- [TASK TO CARRY OUT]: Restate the records that follow word for word; no pictures should appear.

-- BEGIN RECORD LIST --

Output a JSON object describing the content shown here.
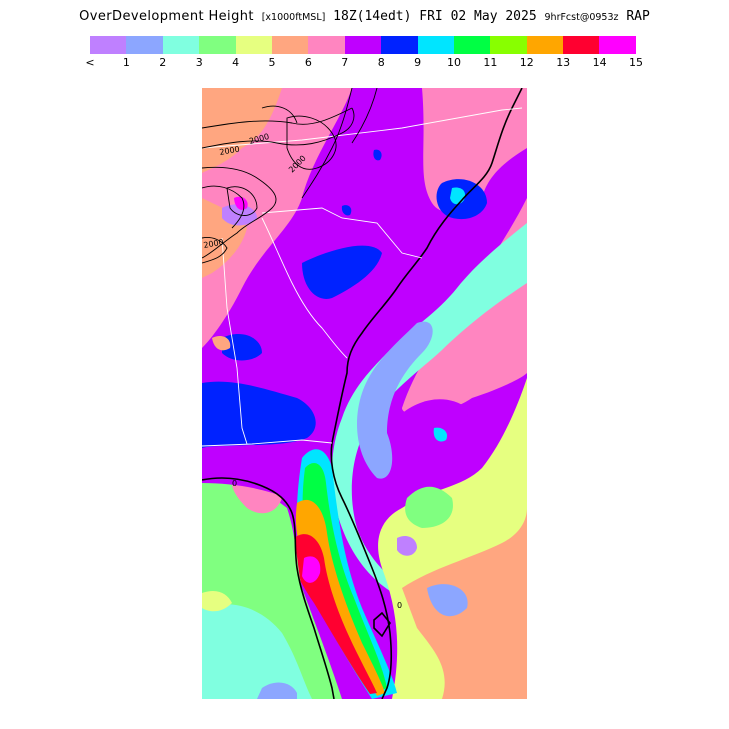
{
  "title": {
    "main": "OverDevelopment Height",
    "units": "[x1000ftMSL]",
    "time": "18Z(14edt) FRI 02 May 2025",
    "forecast": "9hrFcst@0953z",
    "model": "RAP"
  },
  "legend": {
    "colors": [
      "#bf80ff",
      "#8ca6ff",
      "#80ffe0",
      "#80ff80",
      "#e6ff80",
      "#ffa680",
      "#ff85c0",
      "#bf00ff",
      "#0022ff",
      "#00e5ff",
      "#00ff44",
      "#88ff00",
      "#ffa600",
      "#ff0030",
      "#ff00ff"
    ],
    "labels": [
      "<",
      "1",
      "2",
      "3",
      "4",
      "5",
      "6",
      "7",
      "8",
      "9",
      "10",
      "11",
      "12",
      "13",
      "14",
      "15"
    ]
  },
  "map": {
    "contour_labels": [
      "2000",
      "2000",
      "2000",
      "2000",
      "0",
      "0"
    ]
  }
}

-- END RECORD LIST --

- [COMPLETED TASK]:
Output a JSON object describing the content shown here.
{
  "title": {
    "main": "OverDevelopment Height",
    "units": "[x1000ftMSL]",
    "time": "18Z(14edt) FRI 02 May 2025",
    "forecast": "9hrFcst@0953z",
    "model": "RAP"
  },
  "legend": {
    "colors": [
      "#bf80ff",
      "#8ca6ff",
      "#80ffe0",
      "#80ff80",
      "#e6ff80",
      "#ffa680",
      "#ff85c0",
      "#bf00ff",
      "#0022ff",
      "#00e5ff",
      "#00ff44",
      "#88ff00",
      "#ffa600",
      "#ff0030",
      "#ff00ff"
    ],
    "labels": [
      "<",
      "1",
      "2",
      "3",
      "4",
      "5",
      "6",
      "7",
      "8",
      "9",
      "10",
      "11",
      "12",
      "13",
      "14",
      "15"
    ]
  },
  "map": {
    "contour_labels": [
      "2000",
      "2000",
      "2000",
      "2000",
      "0",
      "0"
    ]
  }
}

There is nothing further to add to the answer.